(Stored entries)
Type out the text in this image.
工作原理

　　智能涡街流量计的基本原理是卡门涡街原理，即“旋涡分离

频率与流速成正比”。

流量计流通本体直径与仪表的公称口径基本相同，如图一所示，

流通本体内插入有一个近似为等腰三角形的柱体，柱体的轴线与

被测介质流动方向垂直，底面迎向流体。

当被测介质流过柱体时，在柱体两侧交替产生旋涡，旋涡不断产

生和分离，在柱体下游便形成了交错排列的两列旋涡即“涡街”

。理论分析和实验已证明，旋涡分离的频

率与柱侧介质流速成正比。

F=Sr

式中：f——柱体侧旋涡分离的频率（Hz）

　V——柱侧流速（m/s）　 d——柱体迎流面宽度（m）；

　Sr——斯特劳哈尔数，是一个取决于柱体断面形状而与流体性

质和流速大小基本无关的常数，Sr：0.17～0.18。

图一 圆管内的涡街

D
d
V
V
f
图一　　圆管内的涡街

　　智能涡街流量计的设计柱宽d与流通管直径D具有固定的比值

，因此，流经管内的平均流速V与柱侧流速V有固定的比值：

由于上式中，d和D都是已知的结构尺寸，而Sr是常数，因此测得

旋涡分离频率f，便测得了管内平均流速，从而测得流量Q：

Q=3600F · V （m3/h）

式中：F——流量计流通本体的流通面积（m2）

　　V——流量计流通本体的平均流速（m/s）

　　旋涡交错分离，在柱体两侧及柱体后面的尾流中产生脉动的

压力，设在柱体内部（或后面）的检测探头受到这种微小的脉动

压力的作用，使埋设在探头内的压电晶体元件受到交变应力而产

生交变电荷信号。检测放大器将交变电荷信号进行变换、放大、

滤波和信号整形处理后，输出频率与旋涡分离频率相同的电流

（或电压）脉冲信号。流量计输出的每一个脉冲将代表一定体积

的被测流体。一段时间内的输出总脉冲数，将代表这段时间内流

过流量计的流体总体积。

▸ **REQUIREMENT**
Copy each line of the data exactly, leaving nothing out.

▸ **RESPONSE**
Type out the text in this image.
工作原理

　　智能涡街流量计的基本原理是卡门涡街原理，即“旋涡分离

频率与流速成正比”。

流量计流通本体直径与仪表的公称口径基本相同，如图一所示，

流通本体内插入有一个近似为等腰三角形的柱体，柱体的轴线与

被测介质流动方向垂直，底面迎向流体。

当被测介质流过柱体时，在柱体两侧交替产生旋涡，旋涡不断产

生和分离，在柱体下游便形成了交错排列的两列旋涡即“涡街”

。理论分析和实验已证明，旋涡分离的频

率与柱侧介质流速成正比。

F=Sr

式中：f——柱体侧旋涡分离的频率（Hz）

　V——柱侧流速（m/s）　 d——柱体迎流面宽度（m）；

　Sr——斯特劳哈尔数，是一个取决于柱体断面形状而与流体性

质和流速大小基本无关的常数，Sr：0.17～0.18。

图一 圆管内的涡街

D
d
V
V
f
图一　　圆管内的涡街

　　智能涡街流量计的设计柱宽d与流通管直径D具有固定的比值

，因此，流经管内的平均流速V与柱侧流速V有固定的比值：

由于上式中，d和D都是已知的结构尺寸，而Sr是常数，因此测得

旋涡分离频率f，便测得了管内平均流速，从而测得流量Q：

Q=3600F · V （m3/h）

式中：F——流量计流通本体的流通面积（m2）

　　V——流量计流通本体的平均流速（m/s）

　　旋涡交错分离，在柱体两侧及柱体后面的尾流中产生脉动的

压力，设在柱体内部（或后面）的检测探头受到这种微小的脉动

压力的作用，使埋设在探头内的压电晶体元件受到交变应力而产

生交变电荷信号。检测放大器将交变电荷信号进行变换、放大、

滤波和信号整形处理后，输出频率与旋涡分离频率相同的电流

（或电压）脉冲信号。流量计输出的每一个脉冲将代表一定体积

的被测流体。一段时间内的输出总脉冲数，将代表这段时间内流

过流量计的流体总体积。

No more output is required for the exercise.